▶ **Written request**:
Copy every item below word for word, and leave the pictures out of your copy.
### Extracted data
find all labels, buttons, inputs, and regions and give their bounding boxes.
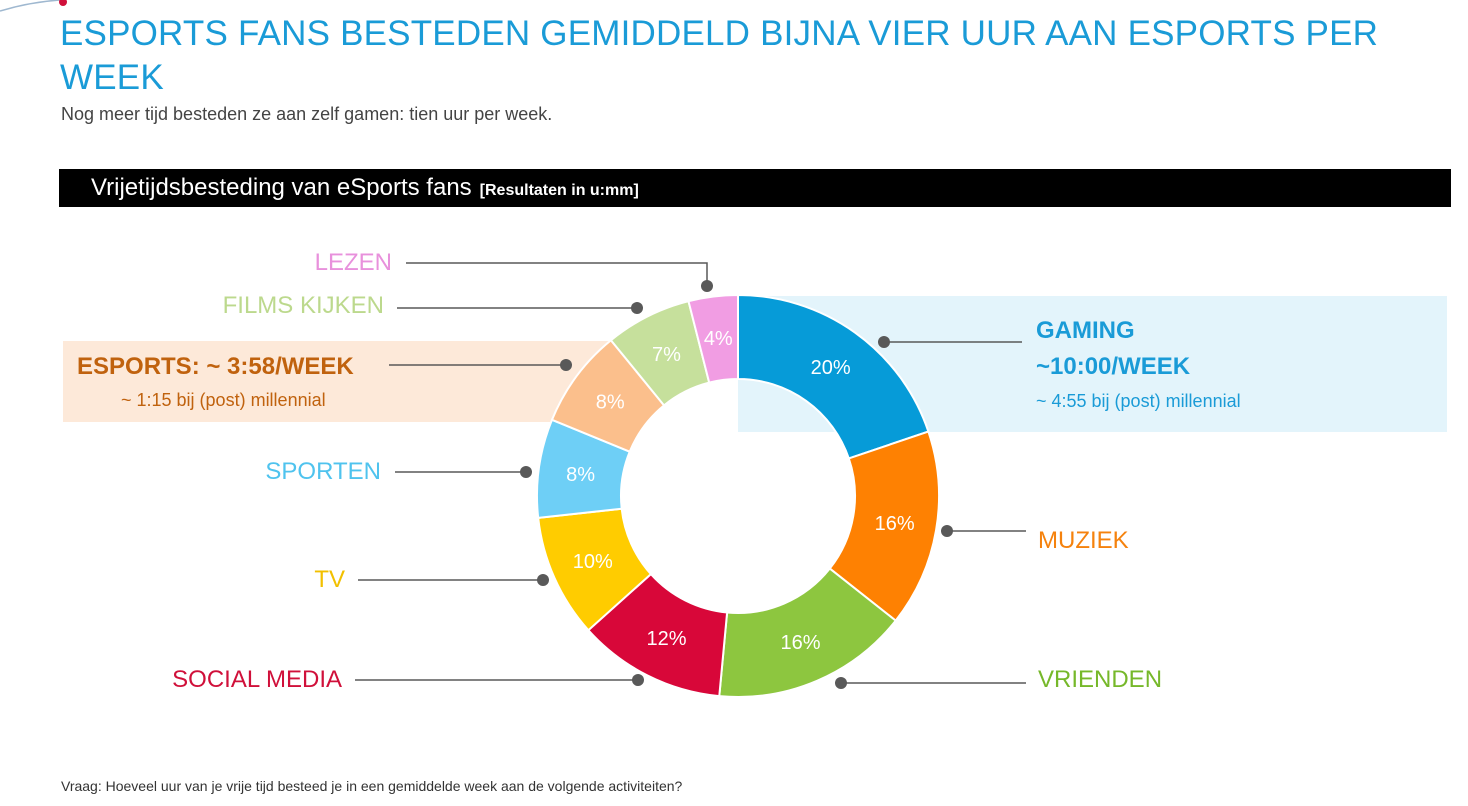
slice-value-label: 8% bbox=[566, 464, 595, 486]
esports-highlight-box bbox=[63, 341, 623, 422]
leader-dot bbox=[560, 359, 572, 371]
slice-value-label: 16% bbox=[781, 632, 821, 654]
donut-slice-gaming bbox=[737, 293, 930, 460]
esports-callout-title: ESPORTS: ~ 3:58/WEEK bbox=[77, 353, 354, 380]
leader-dot bbox=[520, 466, 532, 478]
category-label-muziek: MUZIEK bbox=[1038, 527, 1129, 554]
gaming-callout-title: GAMING bbox=[1036, 317, 1135, 344]
slice-value-label: 4% bbox=[704, 328, 733, 350]
leader-dot bbox=[878, 336, 890, 348]
category-label-vrienden: VRIENDEN bbox=[1038, 666, 1163, 693]
page-subtitle: Nog meer tijd besteden ze aan zelf gamen… bbox=[61, 104, 553, 124]
leader-dot bbox=[632, 674, 644, 686]
slice-value-label: 7% bbox=[652, 344, 681, 366]
slice-value-label: 8% bbox=[596, 391, 625, 413]
leader-dot bbox=[941, 525, 953, 537]
leader-dot bbox=[631, 302, 643, 314]
leader-dot bbox=[537, 574, 549, 586]
slice-value-label: 16% bbox=[875, 513, 915, 535]
esports-callout-millennial: ~ 1:15 bij (post) millennial bbox=[121, 390, 326, 410]
leader-dot bbox=[701, 280, 713, 292]
chart-title: Vrijetijdsbesteding van eSports fans [Res… bbox=[91, 174, 639, 202]
gaming-callout-hours: ~10:00/WEEK bbox=[1036, 353, 1191, 380]
category-label-tv: TV bbox=[314, 566, 345, 593]
category-label-lezen: LEZEN bbox=[314, 249, 392, 276]
chart-title-text: Vrijetijdsbesteding van eSports fans bbox=[91, 174, 472, 201]
chart-header-bar: Vrijetijdsbesteding van eSports fans [Res… bbox=[59, 169, 1451, 207]
slice-value-label: 10% bbox=[573, 551, 613, 573]
gaming-callout-millennial: ~ 4:55 bij (post) millennial bbox=[1036, 391, 1241, 411]
leader-dot bbox=[835, 677, 847, 689]
slice-value-label: 12% bbox=[646, 628, 686, 650]
decorative-arc bbox=[0, 0, 67, 12]
category-label-films-kijken: FILMS KIJKEN bbox=[222, 292, 384, 319]
page-title: ESPORTS FANS BESTEDEN GEMIDDELD BIJNA VI… bbox=[60, 14, 1379, 97]
category-label-social-media: SOCIAL MEDIA bbox=[172, 666, 342, 693]
question-footnote: Vraag: Hoeveel uur van je vrije tijd bes… bbox=[61, 778, 683, 794]
leader-line bbox=[406, 262, 708, 286]
slice-value-label: 20% bbox=[811, 357, 851, 379]
donut-slice-lezen bbox=[687, 293, 739, 384]
chart-unit-note: [Resultaten in u:mm] bbox=[479, 182, 639, 199]
category-label-sporten: SPORTEN bbox=[265, 458, 381, 485]
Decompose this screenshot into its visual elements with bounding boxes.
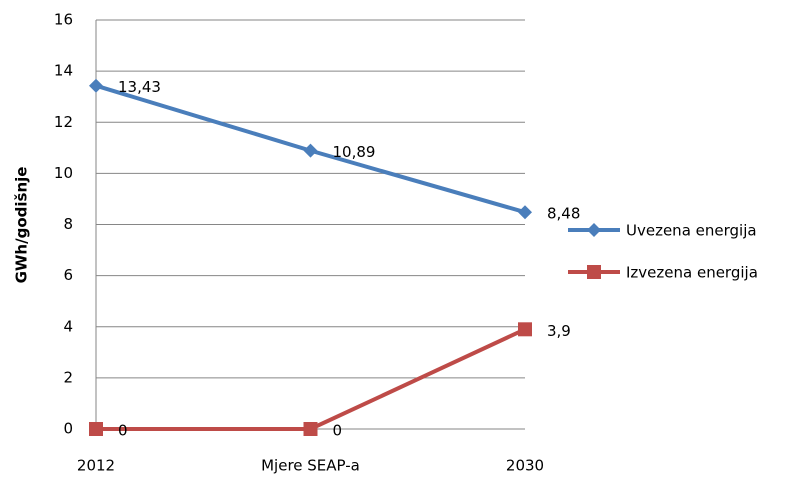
- y-tick-label: 14: [54, 62, 73, 80]
- y-tick-label: 2: [63, 368, 73, 386]
- data-label: 0: [333, 422, 343, 440]
- marker: [587, 265, 601, 279]
- x-tick-label: Mjere SEAP-a: [261, 457, 360, 475]
- marker: [303, 143, 318, 158]
- series-line: [96, 327, 526, 431]
- y-tick-label: 12: [54, 113, 73, 131]
- y-tick-label: 4: [63, 317, 73, 335]
- marker: [587, 223, 601, 237]
- y-tick-label: 0: [63, 420, 73, 438]
- data-label: 13,43: [118, 78, 161, 96]
- y-tick-label: 10: [54, 164, 73, 182]
- marker: [518, 322, 532, 337]
- x-tick-label: 2030: [506, 457, 544, 475]
- data-label: 10,89: [333, 143, 376, 161]
- y-tick-label: 8: [63, 215, 73, 233]
- y-tick-label: 16: [54, 11, 73, 29]
- y-tick-label: 6: [63, 266, 73, 284]
- marker: [518, 205, 532, 220]
- marker: [89, 78, 103, 93]
- x-tick-label: 2012: [77, 457, 115, 475]
- data-label: 0: [118, 422, 128, 440]
- y-axis-label: GWh/godišnje: [13, 167, 31, 284]
- data-label: 3,9: [547, 322, 571, 340]
- marker: [303, 422, 318, 436]
- data-label: 8,48: [547, 205, 580, 223]
- legend-label: Izvezena energija: [626, 264, 758, 282]
- legend-label: Uvezena energija: [626, 222, 757, 240]
- marker: [89, 422, 103, 436]
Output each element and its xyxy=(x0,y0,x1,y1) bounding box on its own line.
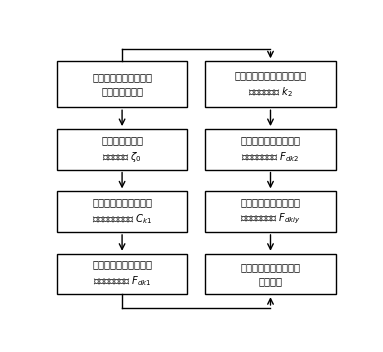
FancyBboxPatch shape xyxy=(205,129,336,170)
FancyBboxPatch shape xyxy=(57,191,187,232)
Text: 减振器复原行程最大开阀前
特性曲线斜率 $k_2$: 减振器复原行程最大开阀前 特性曲线斜率 $k_2$ xyxy=(234,70,306,99)
Text: 确定驾驶室悬置
最优阻尼比 $\zeta_0$: 确定驾驶室悬置 最优阻尼比 $\zeta_0$ xyxy=(101,135,143,164)
FancyBboxPatch shape xyxy=(57,61,187,107)
FancyBboxPatch shape xyxy=(57,129,187,170)
FancyBboxPatch shape xyxy=(57,254,187,294)
Text: 车辆参数、驾驶室参数
及行驶工况参数: 车辆参数、驾驶室参数 及行驶工况参数 xyxy=(92,72,152,96)
FancyBboxPatch shape xyxy=(205,61,336,107)
FancyBboxPatch shape xyxy=(205,191,336,232)
Text: 驾驶室减振器复原行程
最大开阀阻尼力 $F_{dk2}$: 驾驶室减振器复原行程 最大开阀阻尼力 $F_{dk2}$ xyxy=(241,135,301,164)
Text: 驾驶室减振器压缩行程
初次开阀阻尼力 $F_{dkiy}$: 驾驶室减振器压缩行程 初次开阀阻尼力 $F_{dkiy}$ xyxy=(240,197,301,226)
Text: 驾驶室减振器复原行程
初次开阀阻尼力 $F_{dk1}$: 驾驶室减振器复原行程 初次开阀阻尼力 $F_{dk1}$ xyxy=(92,259,152,288)
Text: 驾驶室减振器最佳特性
设计曲线: 驾驶室减振器最佳特性 设计曲线 xyxy=(241,262,301,286)
Text: 驾驶室减振器复原行程
初次开阀阻尼系数 $C_{k1}$: 驾驶室减振器复原行程 初次开阀阻尼系数 $C_{k1}$ xyxy=(92,197,152,226)
FancyBboxPatch shape xyxy=(205,254,336,294)
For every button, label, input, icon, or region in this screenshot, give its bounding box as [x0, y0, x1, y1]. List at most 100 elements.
######
▶ **Exercise answer**:
find all labels, buttons, inputs, and regions and give their bounding boxes.
slice-value-label: 8% bbox=[566, 464, 595, 486]
esports-highlight-box bbox=[63, 341, 623, 422]
leader-dot bbox=[560, 359, 572, 371]
slice-value-label: 16% bbox=[781, 632, 821, 654]
donut-slice-gaming bbox=[737, 293, 930, 460]
esports-callout-title: ESPORTS: ~ 3:58/WEEK bbox=[77, 353, 354, 380]
leader-dot bbox=[520, 466, 532, 478]
category-label-muziek: MUZIEK bbox=[1038, 527, 1129, 554]
gaming-callout-title: GAMING bbox=[1036, 317, 1135, 344]
slice-value-label: 4% bbox=[704, 328, 733, 350]
leader-dot bbox=[878, 336, 890, 348]
category-label-vrienden: VRIENDEN bbox=[1038, 666, 1163, 693]
page-subtitle: Nog meer tijd besteden ze aan zelf gamen… bbox=[61, 104, 553, 124]
leader-dot bbox=[632, 674, 644, 686]
slice-value-label: 7% bbox=[652, 344, 681, 366]
slice-value-label: 8% bbox=[596, 391, 625, 413]
leader-dot bbox=[941, 525, 953, 537]
leader-dot bbox=[631, 302, 643, 314]
leader-dot bbox=[537, 574, 549, 586]
slice-value-label: 16% bbox=[875, 513, 915, 535]
esports-callout-millennial: ~ 1:15 bij (post) millennial bbox=[121, 390, 326, 410]
leader-dot bbox=[701, 280, 713, 292]
chart-title: Vrijetijdsbesteding van eSports fans [Res… bbox=[91, 174, 639, 202]
gaming-callout-hours: ~10:00/WEEK bbox=[1036, 353, 1191, 380]
category-label-tv: TV bbox=[314, 566, 345, 593]
category-label-lezen: LEZEN bbox=[314, 249, 392, 276]
chart-title-text: Vrijetijdsbesteding van eSports fans bbox=[91, 174, 472, 201]
chart-header-bar: Vrijetijdsbesteding van eSports fans [Res… bbox=[59, 169, 1451, 207]
slice-value-label: 10% bbox=[573, 551, 613, 573]
gaming-callout-millennial: ~ 4:55 bij (post) millennial bbox=[1036, 391, 1241, 411]
leader-dot bbox=[835, 677, 847, 689]
slice-value-label: 12% bbox=[646, 628, 686, 650]
decorative-arc bbox=[0, 0, 67, 12]
category-label-films-kijken: FILMS KIJKEN bbox=[222, 292, 384, 319]
page-title: ESPORTS FANS BESTEDEN GEMIDDELD BIJNA VI… bbox=[60, 14, 1379, 97]
category-label-social-media: SOCIAL MEDIA bbox=[172, 666, 342, 693]
question-footnote: Vraag: Hoeveel uur van je vrije tijd bes… bbox=[61, 778, 683, 794]
leader-line bbox=[406, 262, 708, 286]
slice-value-label: 20% bbox=[811, 357, 851, 379]
donut-slice-lezen bbox=[687, 293, 739, 384]
chart-unit-note: [Resultaten in u:mm] bbox=[479, 182, 639, 199]
category-label-sporten: SPORTEN bbox=[265, 458, 381, 485]
Decompose this screenshot into its visual elements with bounding boxes.
- y-tick-label: 14: [54, 62, 73, 80]
- y-tick-label: 2: [63, 368, 73, 386]
- data-label: 0: [333, 422, 343, 440]
- marker: [587, 265, 601, 279]
- x-tick-label: Mjere SEAP-a: [261, 457, 360, 475]
- marker: [303, 143, 318, 158]
- series-line: [96, 327, 526, 431]
- y-tick-label: 12: [54, 113, 73, 131]
- y-tick-label: 4: [63, 317, 73, 335]
- marker: [587, 223, 601, 237]
- y-tick-label: 0: [63, 420, 73, 438]
- data-label: 13,43: [118, 78, 161, 96]
- y-tick-label: 10: [54, 164, 73, 182]
- marker: [518, 322, 532, 337]
- x-tick-label: 2030: [506, 457, 544, 475]
- data-label: 10,89: [333, 143, 376, 161]
- y-tick-label: 8: [63, 215, 73, 233]
- y-tick-label: 16: [54, 11, 73, 29]
- y-tick-label: 6: [63, 266, 73, 284]
- marker: [518, 205, 532, 220]
- marker: [89, 78, 103, 93]
- x-tick-label: 2012: [77, 457, 115, 475]
- data-label: 0: [118, 422, 128, 440]
- y-axis-label: GWh/godišnje: [13, 167, 31, 284]
- data-label: 3,9: [547, 322, 571, 340]
- marker: [303, 422, 318, 436]
- data-label: 8,48: [547, 205, 580, 223]
- legend-label: Izvezena energija: [626, 264, 758, 282]
- legend-label: Uvezena energija: [626, 222, 757, 240]
- marker: [89, 422, 103, 436]
Output each element and its xyxy=(x0,y0,x1,y1) bounding box on its own line.
FancyBboxPatch shape xyxy=(205,129,336,170)
FancyBboxPatch shape xyxy=(57,191,187,232)
Text: 减振器复原行程最大开阀前
特性曲线斜率 $k_2$: 减振器复原行程最大开阀前 特性曲线斜率 $k_2$ xyxy=(234,70,306,99)
Text: 确定驾驶室悬置
最优阻尼比 $\zeta_0$: 确定驾驶室悬置 最优阻尼比 $\zeta_0$ xyxy=(101,135,143,164)
FancyBboxPatch shape xyxy=(57,61,187,107)
FancyBboxPatch shape xyxy=(57,129,187,170)
FancyBboxPatch shape xyxy=(57,254,187,294)
Text: 车辆参数、驾驶室参数
及行驶工况参数: 车辆参数、驾驶室参数 及行驶工况参数 xyxy=(92,72,152,96)
FancyBboxPatch shape xyxy=(205,61,336,107)
FancyBboxPatch shape xyxy=(205,191,336,232)
Text: 驾驶室减振器复原行程
最大开阀阻尼力 $F_{dk2}$: 驾驶室减振器复原行程 最大开阀阻尼力 $F_{dk2}$ xyxy=(241,135,301,164)
Text: 驾驶室减振器压缩行程
初次开阀阻尼力 $F_{dkiy}$: 驾驶室减振器压缩行程 初次开阀阻尼力 $F_{dkiy}$ xyxy=(240,197,301,226)
Text: 驾驶室减振器复原行程
初次开阀阻尼力 $F_{dk1}$: 驾驶室减振器复原行程 初次开阀阻尼力 $F_{dk1}$ xyxy=(92,259,152,288)
Text: 驾驶室减振器最佳特性
设计曲线: 驾驶室减振器最佳特性 设计曲线 xyxy=(241,262,301,286)
Text: 驾驶室减振器复原行程
初次开阀阻尼系数 $C_{k1}$: 驾驶室减振器复原行程 初次开阀阻尼系数 $C_{k1}$ xyxy=(92,197,152,226)
FancyBboxPatch shape xyxy=(205,254,336,294)
For every button, label, input, icon, or region in this screenshot, give its bounding box as [x0, y0, x1, y1]. List at most 100 elements.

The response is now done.